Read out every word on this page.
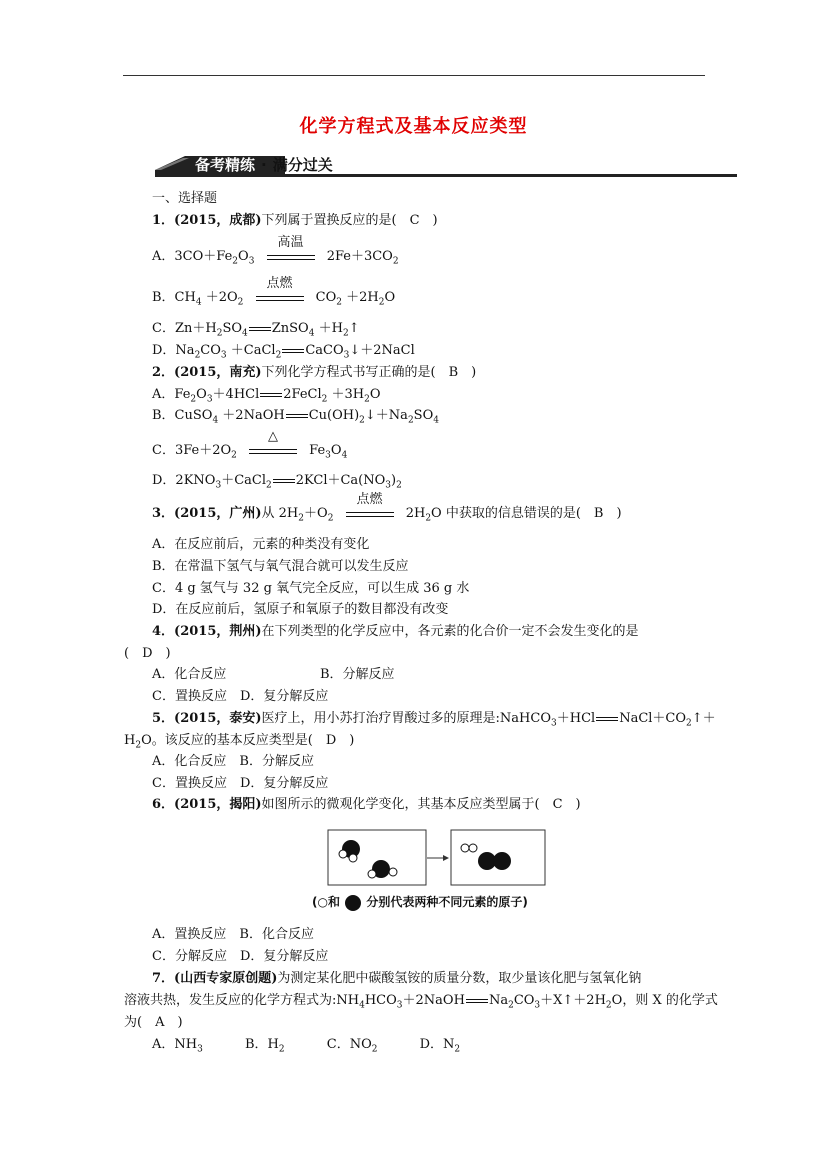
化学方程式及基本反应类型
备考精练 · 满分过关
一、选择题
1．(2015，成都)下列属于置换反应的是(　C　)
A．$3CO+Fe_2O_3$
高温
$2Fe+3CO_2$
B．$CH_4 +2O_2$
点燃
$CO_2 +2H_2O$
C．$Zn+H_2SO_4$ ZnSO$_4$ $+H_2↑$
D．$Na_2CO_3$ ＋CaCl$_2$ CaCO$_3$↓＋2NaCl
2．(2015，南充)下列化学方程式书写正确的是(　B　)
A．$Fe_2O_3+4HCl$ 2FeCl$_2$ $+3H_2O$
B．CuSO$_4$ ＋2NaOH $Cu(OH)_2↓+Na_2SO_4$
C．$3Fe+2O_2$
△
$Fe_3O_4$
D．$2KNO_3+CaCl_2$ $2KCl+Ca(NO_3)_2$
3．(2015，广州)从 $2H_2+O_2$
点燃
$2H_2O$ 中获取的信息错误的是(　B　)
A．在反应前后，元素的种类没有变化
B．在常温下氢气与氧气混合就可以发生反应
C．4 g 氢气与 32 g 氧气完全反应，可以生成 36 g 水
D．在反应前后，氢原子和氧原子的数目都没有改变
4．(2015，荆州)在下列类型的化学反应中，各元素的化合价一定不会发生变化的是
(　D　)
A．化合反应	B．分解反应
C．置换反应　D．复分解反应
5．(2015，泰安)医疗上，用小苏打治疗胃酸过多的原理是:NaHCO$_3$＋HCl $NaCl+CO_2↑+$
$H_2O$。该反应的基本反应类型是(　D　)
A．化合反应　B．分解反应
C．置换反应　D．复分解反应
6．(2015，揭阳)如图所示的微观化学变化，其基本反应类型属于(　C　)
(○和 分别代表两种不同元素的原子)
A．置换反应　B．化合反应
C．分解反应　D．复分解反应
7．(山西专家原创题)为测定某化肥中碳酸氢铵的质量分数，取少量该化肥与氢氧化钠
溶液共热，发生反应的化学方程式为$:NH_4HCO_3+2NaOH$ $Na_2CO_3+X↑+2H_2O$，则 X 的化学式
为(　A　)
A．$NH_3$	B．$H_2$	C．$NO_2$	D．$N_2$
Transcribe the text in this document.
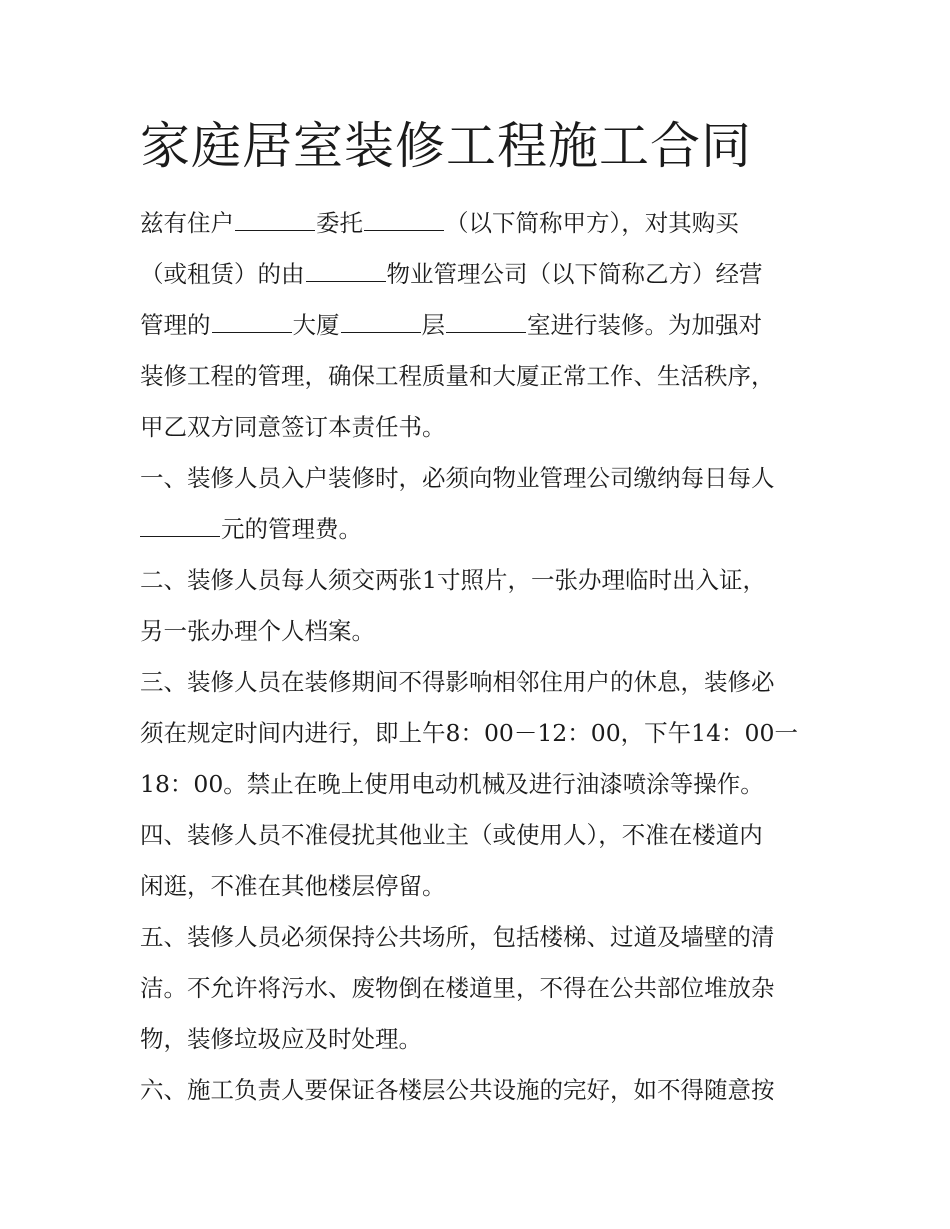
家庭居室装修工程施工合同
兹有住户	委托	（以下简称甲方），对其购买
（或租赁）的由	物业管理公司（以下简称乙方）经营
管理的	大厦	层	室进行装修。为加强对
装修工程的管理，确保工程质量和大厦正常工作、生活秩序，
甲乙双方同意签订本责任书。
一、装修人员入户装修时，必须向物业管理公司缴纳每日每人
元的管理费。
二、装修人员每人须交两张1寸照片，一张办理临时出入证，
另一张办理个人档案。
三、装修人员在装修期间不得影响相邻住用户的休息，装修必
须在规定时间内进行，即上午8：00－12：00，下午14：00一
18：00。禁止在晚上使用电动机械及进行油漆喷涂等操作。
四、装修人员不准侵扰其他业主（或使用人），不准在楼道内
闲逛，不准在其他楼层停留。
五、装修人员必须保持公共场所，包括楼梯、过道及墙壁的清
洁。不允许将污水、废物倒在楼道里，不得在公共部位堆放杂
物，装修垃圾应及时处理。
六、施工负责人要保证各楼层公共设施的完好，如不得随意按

What you have to do: Show every line from the listing above in which the string "this" appears.

Result of the task:
Read out every word on this page.
Transcribe the text in this document.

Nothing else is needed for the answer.